Given request:
Leave out any pictures and transcribe all other data below exactly.

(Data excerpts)
# # # #

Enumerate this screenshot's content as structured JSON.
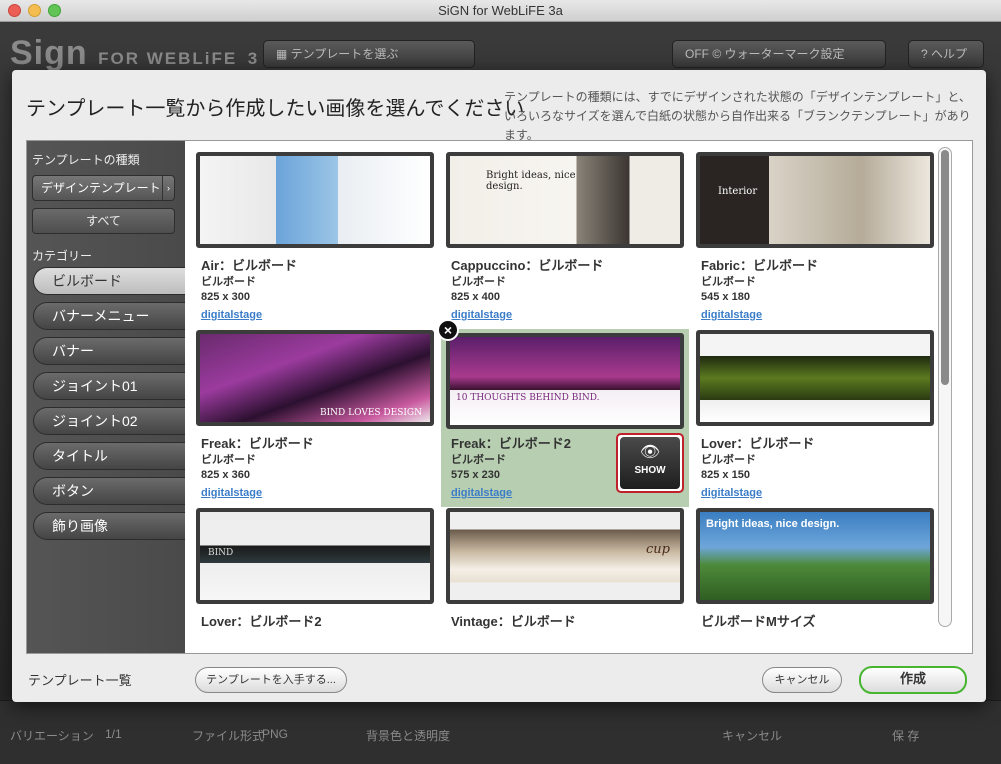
{
  "window": {
    "title": "SiGN for WebLiFE 3a"
  },
  "background_app": {
    "logo": "Sign",
    "logo_suffix": "FOR WEBLiFE",
    "logo_version": "3",
    "template_select_label": "テンプレートを選ぶ",
    "watermark_toggle": "OFF",
    "watermark_label": "ウォーターマーク設定",
    "help_label": "ヘルプ",
    "variation_label": "バリエーション",
    "variation_value": "1/1",
    "file_format_label": "ファイル形式",
    "file_format_value": "PNG",
    "bg_transparency_label": "背景色と透明度",
    "cancel_label": "キャンセル",
    "save_label": "保 存"
  },
  "dialog": {
    "title": "テンプレート一覧から作成したい画像を選んでください",
    "description": "テンプレートの種類には、すでにデザインされた状態の「デザインテンプレート」と、いろいろなサイズを選んで白紙の状態から自作出来る「ブランクテンプレート」があります。",
    "sidebar": {
      "type_heading": "テンプレートの種類",
      "type_selected": "デザインテンプレート",
      "all_button": "すべて",
      "category_heading": "カテゴリー",
      "categories": [
        "ビルボード",
        "バナーメニュー",
        "バナー",
        "ジョイント01",
        "ジョイント02",
        "タイトル",
        "ボタン",
        "飾り画像"
      ]
    },
    "templates": [
      {
        "name": "Air：ビルボード",
        "category": "ビルボード",
        "size": "825 x 300",
        "author": "digitalstage"
      },
      {
        "name": "Cappuccino：ビルボード",
        "category": "ビルボード",
        "size": "825 x 400",
        "author": "digitalstage",
        "thumb_text": "Bright ideas, nice design."
      },
      {
        "name": "Fabric：ビルボード",
        "category": "ビルボード",
        "size": "545 x 180",
        "author": "digitalstage",
        "thumb_text": "Interior"
      },
      {
        "name": "Freak：ビルボード",
        "category": "ビルボード",
        "size": "825 x 360",
        "author": "digitalstage",
        "thumb_text": "BIND LOVES DESIGN"
      },
      {
        "name": "Freak：ビルボード2",
        "category": "ビルボード",
        "size": "575 x 230",
        "author": "digitalstage",
        "thumb_text": "10 THOUGHTS BEHIND BIND."
      },
      {
        "name": "Lover：ビルボード",
        "category": "ビルボード",
        "size": "825 x 150",
        "author": "digitalstage"
      },
      {
        "name": "Lover：ビルボード2",
        "thumb_text": "BIND"
      },
      {
        "name": "Vintage：ビルボード",
        "thumb_text": "cup"
      },
      {
        "name": "ビルボードMサイズ",
        "thumb_text": "Bright ideas, nice design."
      }
    ],
    "show_button": "SHOW",
    "footer": {
      "label": "テンプレート一覧",
      "get_templates": "テンプレートを入手する...",
      "cancel": "キャンセル",
      "create": "作成"
    }
  }
}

# # # #

Answer to this exercise:
Enumerate this screenshot's content as structured JSON.
{
  "window": {
    "title": "SiGN for WebLiFE 3a"
  },
  "background_app": {
    "logo": "Sign",
    "logo_suffix": "FOR WEBLiFE",
    "logo_version": "3",
    "template_select_label": "テンプレートを選ぶ",
    "watermark_toggle": "OFF",
    "watermark_label": "ウォーターマーク設定",
    "help_label": "ヘルプ",
    "variation_label": "バリエーション",
    "variation_value": "1/1",
    "file_format_label": "ファイル形式",
    "file_format_value": "PNG",
    "bg_transparency_label": "背景色と透明度",
    "cancel_label": "キャンセル",
    "save_label": "保 存"
  },
  "dialog": {
    "title": "テンプレート一覧から作成したい画像を選んでください",
    "description": "テンプレートの種類には、すでにデザインされた状態の「デザインテンプレート」と、いろいろなサイズを選んで白紙の状態から自作出来る「ブランクテンプレート」があります。",
    "sidebar": {
      "type_heading": "テンプレートの種類",
      "type_selected": "デザインテンプレート",
      "all_button": "すべて",
      "category_heading": "カテゴリー",
      "categories": [
        "ビルボード",
        "バナーメニュー",
        "バナー",
        "ジョイント01",
        "ジョイント02",
        "タイトル",
        "ボタン",
        "飾り画像"
      ]
    },
    "templates": [
      {
        "name": "Air：ビルボード",
        "category": "ビルボード",
        "size": "825 x 300",
        "author": "digitalstage"
      },
      {
        "name": "Cappuccino：ビルボード",
        "category": "ビルボード",
        "size": "825 x 400",
        "author": "digitalstage",
        "thumb_text": "Bright ideas, nice design."
      },
      {
        "name": "Fabric：ビルボード",
        "category": "ビルボード",
        "size": "545 x 180",
        "author": "digitalstage",
        "thumb_text": "Interior"
      },
      {
        "name": "Freak：ビルボード",
        "category": "ビルボード",
        "size": "825 x 360",
        "author": "digitalstage",
        "thumb_text": "BIND LOVES DESIGN"
      },
      {
        "name": "Freak：ビルボード2",
        "category": "ビルボード",
        "size": "575 x 230",
        "author": "digitalstage",
        "thumb_text": "10 THOUGHTS BEHIND BIND."
      },
      {
        "name": "Lover：ビルボード",
        "category": "ビルボード",
        "size": "825 x 150",
        "author": "digitalstage"
      },
      {
        "name": "Lover：ビルボード2",
        "thumb_text": "BIND"
      },
      {
        "name": "Vintage：ビルボード",
        "thumb_text": "cup"
      },
      {
        "name": "ビルボードMサイズ",
        "thumb_text": "Bright ideas, nice design."
      }
    ],
    "show_button": "SHOW",
    "footer": {
      "label": "テンプレート一覧",
      "get_templates": "テンプレートを入手する...",
      "cancel": "キャンセル",
      "create": "作成"
    }
  }
}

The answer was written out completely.